BEGIN MATERIAL FOR THIS EXERCISE
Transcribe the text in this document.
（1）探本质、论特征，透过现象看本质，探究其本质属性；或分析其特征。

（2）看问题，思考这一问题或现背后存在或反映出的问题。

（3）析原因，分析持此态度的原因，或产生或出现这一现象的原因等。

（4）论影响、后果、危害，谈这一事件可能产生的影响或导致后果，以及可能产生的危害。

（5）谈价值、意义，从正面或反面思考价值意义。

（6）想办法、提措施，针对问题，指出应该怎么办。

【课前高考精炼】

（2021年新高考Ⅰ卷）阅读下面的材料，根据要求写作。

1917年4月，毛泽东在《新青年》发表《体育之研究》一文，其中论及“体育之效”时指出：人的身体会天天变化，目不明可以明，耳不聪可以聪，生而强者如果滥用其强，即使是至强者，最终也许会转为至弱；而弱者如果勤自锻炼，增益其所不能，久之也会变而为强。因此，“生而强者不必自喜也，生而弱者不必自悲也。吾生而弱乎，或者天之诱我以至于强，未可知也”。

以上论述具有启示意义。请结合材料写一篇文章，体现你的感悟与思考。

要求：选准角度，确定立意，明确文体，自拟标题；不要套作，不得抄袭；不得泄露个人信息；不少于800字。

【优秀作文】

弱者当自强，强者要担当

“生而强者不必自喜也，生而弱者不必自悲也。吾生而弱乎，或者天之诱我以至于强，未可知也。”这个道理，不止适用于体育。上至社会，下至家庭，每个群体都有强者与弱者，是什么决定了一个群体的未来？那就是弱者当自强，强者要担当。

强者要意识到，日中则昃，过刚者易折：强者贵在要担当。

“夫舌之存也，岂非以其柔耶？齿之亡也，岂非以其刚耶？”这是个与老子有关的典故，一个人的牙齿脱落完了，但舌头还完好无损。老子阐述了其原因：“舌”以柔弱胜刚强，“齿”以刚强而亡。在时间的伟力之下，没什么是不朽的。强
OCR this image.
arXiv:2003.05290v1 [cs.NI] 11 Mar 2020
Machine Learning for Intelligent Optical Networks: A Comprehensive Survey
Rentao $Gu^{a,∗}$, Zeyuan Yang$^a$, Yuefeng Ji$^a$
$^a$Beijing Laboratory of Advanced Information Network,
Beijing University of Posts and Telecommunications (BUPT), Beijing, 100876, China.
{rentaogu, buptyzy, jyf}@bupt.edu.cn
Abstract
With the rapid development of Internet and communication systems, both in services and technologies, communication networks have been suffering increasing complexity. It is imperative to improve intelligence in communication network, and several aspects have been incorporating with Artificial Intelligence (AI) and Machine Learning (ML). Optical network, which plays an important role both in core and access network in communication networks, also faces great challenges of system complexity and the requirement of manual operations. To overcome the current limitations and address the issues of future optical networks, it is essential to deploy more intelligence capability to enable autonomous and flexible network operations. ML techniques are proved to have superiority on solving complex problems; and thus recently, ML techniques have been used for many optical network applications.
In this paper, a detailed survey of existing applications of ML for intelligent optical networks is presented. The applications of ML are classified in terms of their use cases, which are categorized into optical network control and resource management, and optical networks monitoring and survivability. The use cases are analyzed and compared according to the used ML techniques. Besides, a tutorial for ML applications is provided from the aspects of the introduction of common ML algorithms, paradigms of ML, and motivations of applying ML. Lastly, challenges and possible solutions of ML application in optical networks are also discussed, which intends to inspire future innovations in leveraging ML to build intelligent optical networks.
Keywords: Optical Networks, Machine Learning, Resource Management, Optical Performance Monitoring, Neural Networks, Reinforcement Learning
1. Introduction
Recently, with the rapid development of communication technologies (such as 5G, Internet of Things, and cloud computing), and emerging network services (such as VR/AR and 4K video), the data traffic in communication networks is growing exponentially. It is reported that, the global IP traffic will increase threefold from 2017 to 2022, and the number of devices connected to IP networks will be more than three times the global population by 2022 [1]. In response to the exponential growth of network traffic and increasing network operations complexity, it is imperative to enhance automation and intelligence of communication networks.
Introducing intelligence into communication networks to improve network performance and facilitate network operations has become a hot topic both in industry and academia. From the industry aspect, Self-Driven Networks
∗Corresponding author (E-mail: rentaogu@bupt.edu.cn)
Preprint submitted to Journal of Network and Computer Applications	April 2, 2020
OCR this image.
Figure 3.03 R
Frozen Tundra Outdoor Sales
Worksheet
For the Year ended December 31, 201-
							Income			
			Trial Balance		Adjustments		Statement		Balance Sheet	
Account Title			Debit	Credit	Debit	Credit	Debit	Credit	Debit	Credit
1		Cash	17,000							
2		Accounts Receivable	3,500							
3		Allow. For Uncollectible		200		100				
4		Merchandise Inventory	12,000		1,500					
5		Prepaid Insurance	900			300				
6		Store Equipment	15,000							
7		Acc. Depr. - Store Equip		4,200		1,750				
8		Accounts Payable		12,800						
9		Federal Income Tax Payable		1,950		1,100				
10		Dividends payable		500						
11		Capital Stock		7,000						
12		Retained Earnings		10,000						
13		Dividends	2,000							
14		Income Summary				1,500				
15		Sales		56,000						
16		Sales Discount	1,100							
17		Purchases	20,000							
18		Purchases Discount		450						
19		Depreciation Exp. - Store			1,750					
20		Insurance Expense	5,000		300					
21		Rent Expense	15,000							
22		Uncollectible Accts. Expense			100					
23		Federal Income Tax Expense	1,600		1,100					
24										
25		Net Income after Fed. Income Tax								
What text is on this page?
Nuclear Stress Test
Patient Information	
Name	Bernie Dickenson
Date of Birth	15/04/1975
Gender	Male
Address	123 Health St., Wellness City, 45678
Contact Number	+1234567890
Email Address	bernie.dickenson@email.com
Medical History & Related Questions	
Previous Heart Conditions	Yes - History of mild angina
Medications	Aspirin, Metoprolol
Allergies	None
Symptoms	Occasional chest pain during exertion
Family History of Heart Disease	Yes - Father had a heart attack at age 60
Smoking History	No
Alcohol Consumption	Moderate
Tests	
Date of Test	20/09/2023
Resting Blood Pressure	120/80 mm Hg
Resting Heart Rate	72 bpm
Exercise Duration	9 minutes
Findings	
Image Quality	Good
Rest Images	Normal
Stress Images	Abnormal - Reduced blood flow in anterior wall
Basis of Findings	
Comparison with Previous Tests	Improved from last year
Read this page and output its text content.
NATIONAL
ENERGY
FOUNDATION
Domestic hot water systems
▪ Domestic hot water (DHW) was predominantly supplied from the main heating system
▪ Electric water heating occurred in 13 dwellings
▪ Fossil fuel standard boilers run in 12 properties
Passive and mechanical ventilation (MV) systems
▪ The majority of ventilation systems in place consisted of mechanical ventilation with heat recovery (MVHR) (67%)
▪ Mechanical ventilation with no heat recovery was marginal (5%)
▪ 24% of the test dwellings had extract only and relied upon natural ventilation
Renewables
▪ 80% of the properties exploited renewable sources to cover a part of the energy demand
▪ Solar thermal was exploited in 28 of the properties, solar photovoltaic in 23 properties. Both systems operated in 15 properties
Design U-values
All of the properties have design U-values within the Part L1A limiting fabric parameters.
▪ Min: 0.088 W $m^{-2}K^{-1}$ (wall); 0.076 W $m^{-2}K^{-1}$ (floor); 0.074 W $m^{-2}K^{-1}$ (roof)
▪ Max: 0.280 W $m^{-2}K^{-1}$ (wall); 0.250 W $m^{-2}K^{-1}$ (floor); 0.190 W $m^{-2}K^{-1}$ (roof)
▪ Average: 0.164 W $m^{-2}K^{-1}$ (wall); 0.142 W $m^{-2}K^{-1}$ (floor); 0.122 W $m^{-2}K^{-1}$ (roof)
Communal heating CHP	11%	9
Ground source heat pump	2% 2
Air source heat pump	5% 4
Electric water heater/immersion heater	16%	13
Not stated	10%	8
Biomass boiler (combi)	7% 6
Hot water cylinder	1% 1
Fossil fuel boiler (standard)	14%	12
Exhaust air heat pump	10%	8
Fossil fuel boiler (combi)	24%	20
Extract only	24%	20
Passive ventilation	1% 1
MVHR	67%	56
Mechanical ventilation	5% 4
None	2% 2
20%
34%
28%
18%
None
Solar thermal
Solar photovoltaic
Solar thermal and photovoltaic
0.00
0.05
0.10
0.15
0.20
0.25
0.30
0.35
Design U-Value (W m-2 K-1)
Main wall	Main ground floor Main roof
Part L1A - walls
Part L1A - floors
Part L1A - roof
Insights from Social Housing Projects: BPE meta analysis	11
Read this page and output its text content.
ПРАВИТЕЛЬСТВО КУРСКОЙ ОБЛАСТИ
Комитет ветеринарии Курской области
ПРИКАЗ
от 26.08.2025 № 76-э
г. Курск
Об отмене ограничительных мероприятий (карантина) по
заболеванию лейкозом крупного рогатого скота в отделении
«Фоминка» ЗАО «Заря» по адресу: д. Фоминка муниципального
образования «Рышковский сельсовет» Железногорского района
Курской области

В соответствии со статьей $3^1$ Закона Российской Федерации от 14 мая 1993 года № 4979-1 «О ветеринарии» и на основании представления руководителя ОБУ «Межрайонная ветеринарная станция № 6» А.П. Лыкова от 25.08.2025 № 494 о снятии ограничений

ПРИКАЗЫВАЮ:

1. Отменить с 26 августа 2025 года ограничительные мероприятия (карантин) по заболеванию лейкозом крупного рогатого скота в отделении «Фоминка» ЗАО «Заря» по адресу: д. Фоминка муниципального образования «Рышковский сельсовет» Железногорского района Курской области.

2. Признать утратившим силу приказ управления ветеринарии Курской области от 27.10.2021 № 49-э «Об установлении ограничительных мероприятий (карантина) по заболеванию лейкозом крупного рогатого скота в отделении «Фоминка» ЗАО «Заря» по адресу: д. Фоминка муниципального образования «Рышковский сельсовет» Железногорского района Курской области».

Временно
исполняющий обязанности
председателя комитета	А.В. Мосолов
END MATERIAL FOR THIS EXERCISE
WHAT YOU WILL DO:
Look through the entries above for the word "ventilation". Copy every line where it shows up.

SOLUTION TO THE PROBLEM:
Passive and mechanical ventilation (MV) systems
▪ The majority of ventilation systems in place consisted of mechanical ventilation with heat recovery (MVHR) (67%)
▪ Mechanical ventilation with no heat recovery was marginal (5%)
▪ 24% of the test dwellings had extract only and relied upon natural ventilation
Passive ventilation	1% 1
Mechanical ventilation	5% 4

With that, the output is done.